Below are the records; collect from them each line containing the string "GAIA".
** BEGIN THE RECORDS **
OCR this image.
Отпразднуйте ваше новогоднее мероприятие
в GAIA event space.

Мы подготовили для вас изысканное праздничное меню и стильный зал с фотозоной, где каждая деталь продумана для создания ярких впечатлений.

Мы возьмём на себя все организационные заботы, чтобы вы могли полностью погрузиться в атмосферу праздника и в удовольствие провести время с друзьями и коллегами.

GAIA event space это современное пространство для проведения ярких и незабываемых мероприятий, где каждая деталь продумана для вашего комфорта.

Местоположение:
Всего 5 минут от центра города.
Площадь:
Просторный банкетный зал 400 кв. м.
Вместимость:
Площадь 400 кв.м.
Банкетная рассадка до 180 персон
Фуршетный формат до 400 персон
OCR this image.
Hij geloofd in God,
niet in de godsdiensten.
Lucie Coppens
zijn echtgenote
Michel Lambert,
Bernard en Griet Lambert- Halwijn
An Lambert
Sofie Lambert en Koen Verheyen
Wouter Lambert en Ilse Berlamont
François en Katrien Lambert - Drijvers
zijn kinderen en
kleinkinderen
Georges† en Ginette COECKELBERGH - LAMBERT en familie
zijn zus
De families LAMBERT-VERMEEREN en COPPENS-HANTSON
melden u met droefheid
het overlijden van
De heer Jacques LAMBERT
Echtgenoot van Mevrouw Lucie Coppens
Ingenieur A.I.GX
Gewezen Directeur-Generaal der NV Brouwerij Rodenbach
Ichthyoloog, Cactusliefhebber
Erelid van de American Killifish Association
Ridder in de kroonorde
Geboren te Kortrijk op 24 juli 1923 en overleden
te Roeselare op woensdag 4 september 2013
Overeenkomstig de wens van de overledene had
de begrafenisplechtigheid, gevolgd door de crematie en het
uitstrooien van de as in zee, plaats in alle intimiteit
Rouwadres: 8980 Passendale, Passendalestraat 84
** END THE RECORDS **
- WORKED ANSWER -
в GAIA event space.
GAIA event space это современное пространство для проведения ярких и незабываемых мероприятий, где каждая деталь продумана для вашего комфорта.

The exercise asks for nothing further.